start

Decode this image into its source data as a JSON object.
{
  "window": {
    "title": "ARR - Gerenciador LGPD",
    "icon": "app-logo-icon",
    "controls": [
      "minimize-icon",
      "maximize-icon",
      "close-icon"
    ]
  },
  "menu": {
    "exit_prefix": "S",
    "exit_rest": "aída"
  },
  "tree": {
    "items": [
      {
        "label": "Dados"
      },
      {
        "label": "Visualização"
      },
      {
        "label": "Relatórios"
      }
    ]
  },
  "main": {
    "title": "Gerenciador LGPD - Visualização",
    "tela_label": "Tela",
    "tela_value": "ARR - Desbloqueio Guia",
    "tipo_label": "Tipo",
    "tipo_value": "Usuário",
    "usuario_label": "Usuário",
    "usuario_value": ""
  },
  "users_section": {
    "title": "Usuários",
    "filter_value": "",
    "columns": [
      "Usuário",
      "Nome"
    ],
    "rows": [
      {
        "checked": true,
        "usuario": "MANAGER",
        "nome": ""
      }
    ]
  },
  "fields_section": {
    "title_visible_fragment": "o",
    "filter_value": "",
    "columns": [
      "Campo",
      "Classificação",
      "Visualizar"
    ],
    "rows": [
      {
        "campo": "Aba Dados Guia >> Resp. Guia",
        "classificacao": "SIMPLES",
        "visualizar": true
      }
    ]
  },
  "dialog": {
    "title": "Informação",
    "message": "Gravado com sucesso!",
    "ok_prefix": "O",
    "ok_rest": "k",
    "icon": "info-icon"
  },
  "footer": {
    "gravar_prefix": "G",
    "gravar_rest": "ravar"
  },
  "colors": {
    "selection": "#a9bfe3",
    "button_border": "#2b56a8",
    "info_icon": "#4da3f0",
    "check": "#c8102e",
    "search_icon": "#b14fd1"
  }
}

end

Give the listing again, word for word.

SOLUTION TO THIS EXERCISE:
Decode this image into its source data as a JSON object.
{
  "window": {
    "title": "ARR - Gerenciador LGPD",
    "icon": "app-logo-icon",
    "controls": [
      "minimize-icon",
      "maximize-icon",
      "close-icon"
    ]
  },
  "menu": {
    "exit_prefix": "S",
    "exit_rest": "aída"
  },
  "tree": {
    "items": [
      {
        "label": "Dados"
      },
      {
        "label": "Visualização"
      },
      {
        "label": "Relatórios"
      }
    ]
  },
  "main": {
    "title": "Gerenciador LGPD - Visualização",
    "tela_label": "Tela",
    "tela_value": "ARR - Desbloqueio Guia",
    "tipo_label": "Tipo",
    "tipo_value": "Usuário",
    "usuario_label": "Usuário",
    "usuario_value": ""
  },
  "users_section": {
    "title": "Usuários",
    "filter_value": "",
    "columns": [
      "Usuário",
      "Nome"
    ],
    "rows": [
      {
        "checked": true,
        "usuario": "MANAGER",
        "nome": ""
      }
    ]
  },
  "fields_section": {
    "title_visible_fragment": "o",
    "filter_value": "",
    "columns": [
      "Campo",
      "Classificação",
      "Visualizar"
    ],
    "rows": [
      {
        "campo": "Aba Dados Guia >> Resp. Guia",
        "classificacao": "SIMPLES",
        "visualizar": true
      }
    ]
  },
  "dialog": {
    "title": "Informação",
    "message": "Gravado com sucesso!",
    "ok_prefix": "O",
    "ok_rest": "k",
    "icon": "info-icon"
  },
  "footer": {
    "gravar_prefix": "G",
    "gravar_rest": "ravar"
  },
  "colors": {
    "selection": "#a9bfe3",
    "button_border": "#2b56a8",
    "info_icon": "#4da3f0",
    "check": "#c8102e",
    "search_icon": "#b14fd1"
  }
}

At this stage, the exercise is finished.